→ REQUIRED TASK: Provide an exact copy of the data, excluding the images.

(Data listing)
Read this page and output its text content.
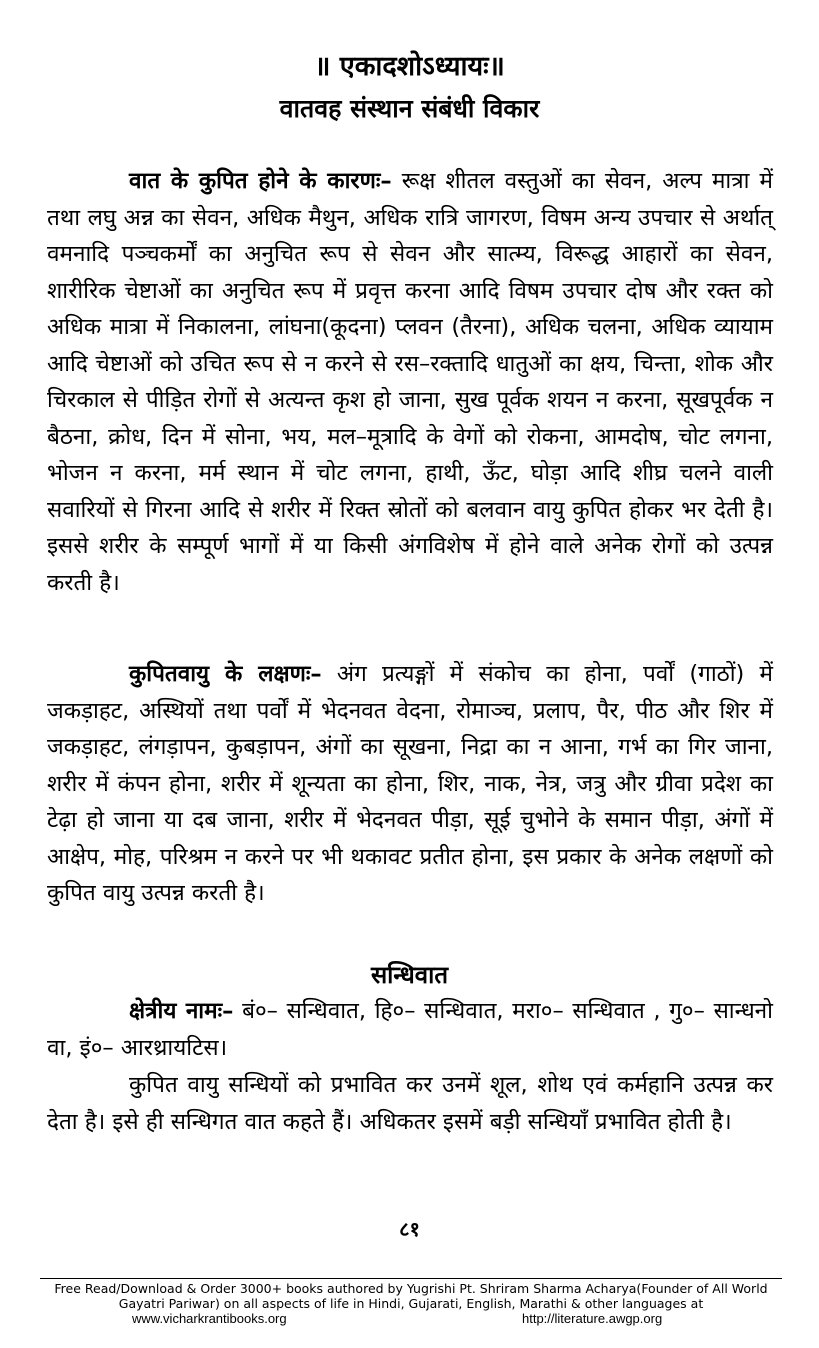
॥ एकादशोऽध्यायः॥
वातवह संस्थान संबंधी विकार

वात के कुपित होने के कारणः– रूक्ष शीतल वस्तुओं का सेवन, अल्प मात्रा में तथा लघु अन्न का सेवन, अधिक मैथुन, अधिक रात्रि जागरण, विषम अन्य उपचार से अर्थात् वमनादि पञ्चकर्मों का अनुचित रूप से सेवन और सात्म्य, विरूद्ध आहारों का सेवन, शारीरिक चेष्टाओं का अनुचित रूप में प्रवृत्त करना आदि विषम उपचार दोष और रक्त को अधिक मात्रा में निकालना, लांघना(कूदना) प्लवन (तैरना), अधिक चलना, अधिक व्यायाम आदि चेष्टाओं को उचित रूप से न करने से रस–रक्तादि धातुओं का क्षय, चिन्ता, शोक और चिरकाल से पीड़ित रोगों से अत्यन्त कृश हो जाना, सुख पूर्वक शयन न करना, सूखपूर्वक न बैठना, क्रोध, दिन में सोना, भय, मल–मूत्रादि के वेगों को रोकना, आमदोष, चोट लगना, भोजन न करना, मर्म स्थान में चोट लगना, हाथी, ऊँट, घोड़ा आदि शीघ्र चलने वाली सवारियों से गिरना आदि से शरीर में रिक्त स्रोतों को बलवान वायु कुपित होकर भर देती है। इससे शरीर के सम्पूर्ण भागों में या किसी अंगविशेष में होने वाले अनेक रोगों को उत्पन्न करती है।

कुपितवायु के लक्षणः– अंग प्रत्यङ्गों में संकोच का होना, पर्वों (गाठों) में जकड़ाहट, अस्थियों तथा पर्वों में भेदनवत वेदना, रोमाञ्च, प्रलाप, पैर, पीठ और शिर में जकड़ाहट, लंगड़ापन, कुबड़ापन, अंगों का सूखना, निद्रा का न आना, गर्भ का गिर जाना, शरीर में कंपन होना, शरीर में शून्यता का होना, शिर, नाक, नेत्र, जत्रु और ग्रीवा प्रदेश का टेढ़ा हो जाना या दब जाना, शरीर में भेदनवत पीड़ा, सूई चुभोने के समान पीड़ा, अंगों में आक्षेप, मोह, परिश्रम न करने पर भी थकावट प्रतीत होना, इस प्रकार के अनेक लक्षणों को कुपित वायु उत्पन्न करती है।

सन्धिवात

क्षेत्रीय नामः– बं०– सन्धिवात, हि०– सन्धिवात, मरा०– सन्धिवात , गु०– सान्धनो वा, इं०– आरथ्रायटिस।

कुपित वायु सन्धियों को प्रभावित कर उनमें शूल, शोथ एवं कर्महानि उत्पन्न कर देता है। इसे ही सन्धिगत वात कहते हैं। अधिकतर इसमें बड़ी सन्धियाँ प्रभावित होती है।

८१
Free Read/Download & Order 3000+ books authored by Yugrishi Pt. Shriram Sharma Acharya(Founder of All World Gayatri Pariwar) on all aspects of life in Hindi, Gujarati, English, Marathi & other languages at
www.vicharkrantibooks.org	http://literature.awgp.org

→ TASK RESPONSE:
Read this page and output its text content.
॥ एकादशोऽध्यायः॥
वातवह संस्थान संबंधी विकार

वात के कुपित होने के कारणः– रूक्ष शीतल वस्तुओं का सेवन, अल्प मात्रा में तथा लघु अन्न का सेवन, अधिक मैथुन, अधिक रात्रि जागरण, विषम अन्य उपचार से अर्थात् वमनादि पञ्चकर्मों का अनुचित रूप से सेवन और सात्म्य, विरूद्ध आहारों का सेवन, शारीरिक चेष्टाओं का अनुचित रूप में प्रवृत्त करना आदि विषम उपचार दोष और रक्त को अधिक मात्रा में निकालना, लांघना(कूदना) प्लवन (तैरना), अधिक चलना, अधिक व्यायाम आदि चेष्टाओं को उचित रूप से न करने से रस–रक्तादि धातुओं का क्षय, चिन्ता, शोक और चिरकाल से पीड़ित रोगों से अत्यन्त कृश हो जाना, सुख पूर्वक शयन न करना, सूखपूर्वक न बैठना, क्रोध, दिन में सोना, भय, मल–मूत्रादि के वेगों को रोकना, आमदोष, चोट लगना, भोजन न करना, मर्म स्थान में चोट लगना, हाथी, ऊँट, घोड़ा आदि शीघ्र चलने वाली सवारियों से गिरना आदि से शरीर में रिक्त स्रोतों को बलवान वायु कुपित होकर भर देती है। इससे शरीर के सम्पूर्ण भागों में या किसी अंगविशेष में होने वाले अनेक रोगों को उत्पन्न करती है।

कुपितवायु के लक्षणः– अंग प्रत्यङ्गों में संकोच का होना, पर्वों (गाठों) में जकड़ाहट, अस्थियों तथा पर्वों में भेदनवत वेदना, रोमाञ्च, प्रलाप, पैर, पीठ और शिर में जकड़ाहट, लंगड़ापन, कुबड़ापन, अंगों का सूखना, निद्रा का न आना, गर्भ का गिर जाना, शरीर में कंपन होना, शरीर में शून्यता का होना, शिर, नाक, नेत्र, जत्रु और ग्रीवा प्रदेश का टेढ़ा हो जाना या दब जाना, शरीर में भेदनवत पीड़ा, सूई चुभोने के समान पीड़ा, अंगों में आक्षेप, मोह, परिश्रम न करने पर भी थकावट प्रतीत होना, इस प्रकार के अनेक लक्षणों को कुपित वायु उत्पन्न करती है।

सन्धिवात

क्षेत्रीय नामः– बं०– सन्धिवात, हि०– सन्धिवात, मरा०– सन्धिवात , गु०– सान्धनो वा, इं०– आरथ्रायटिस।

कुपित वायु सन्धियों को प्रभावित कर उनमें शूल, शोथ एवं कर्महानि उत्पन्न कर देता है। इसे ही सन्धिगत वात कहते हैं। अधिकतर इसमें बड़ी सन्धियाँ प्रभावित होती है।

८१
Free Read/Download & Order 3000+ books authored by Yugrishi Pt. Shriram Sharma Acharya(Founder of All World Gayatri Pariwar) on all aspects of life in Hindi, Gujarati, English, Marathi & other languages at
www.vicharkrantibooks.org	http://literature.awgp.org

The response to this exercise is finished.